» Task goal
Gather, from the listing beneath this task, every line holding the string "comment".

--- BEGIN Dataset records ---

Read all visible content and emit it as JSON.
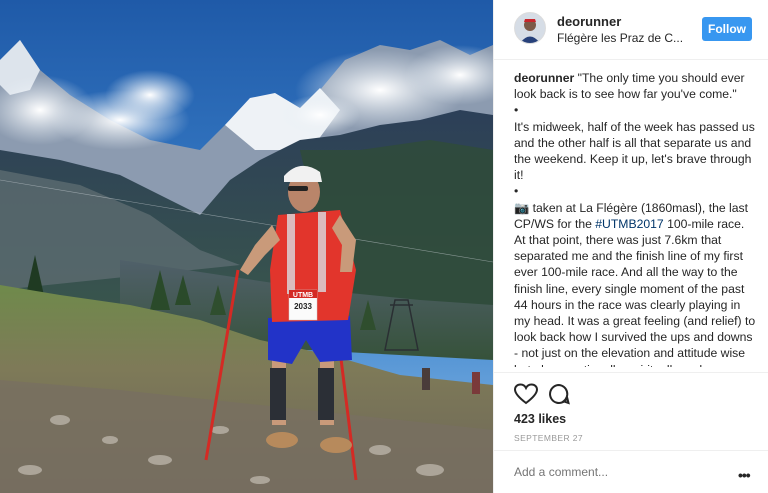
{
  "post": {
    "username": "deorunner",
    "location": "Flégère les Praz de C...",
    "follow_label": "Follow",
    "caption": {
      "author": "deorunner",
      "quote": "\"The only time you should ever look back is to see how far you've come.\"",
      "bullet1": "•",
      "para1": "It's midweek, half of the week has passed us and the other half is all that separate us and the weekend. Keep it up, let's brave through it!",
      "bullet2": "•",
      "camera_emoji": "📷",
      "para2_start": " taken at La Flégère (1860masl), the last CP/WS for the ",
      "hashtag": "#UTMB2017",
      "para2_end": " 100-mile race. At that point, there was just 7.6km that separated me and the finish line of my first ever 100-mile race. And all the way to the finish line, every single moment of the past 44 hours in the race was clearly playing in my head. It was a great feeling (and relief) to look back how I survived the ups and downs - not just on the elevation and attitude wise but also emotionally, spiritually and physically; that had brought me to the finish line."
    },
    "likes": "423 likes",
    "date": "SEPTEMBER 27",
    "comment_placeholder": "Add a comment...",
    "more_label": "•••",
    "bib": {
      "brand": "UTMB",
      "number": "2033"
    }
  },
  "colors": {
    "accent": "#3897f0",
    "hashtag": "#003569",
    "muted": "#999999"
  },
  "icons": [
    "heart-icon",
    "comment-icon",
    "more-options-icon",
    "camera-emoji"
  ]
}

--- END Dataset records ---

» Output
    "comment_placeholder": "Add a comment...",
    "comment-icon",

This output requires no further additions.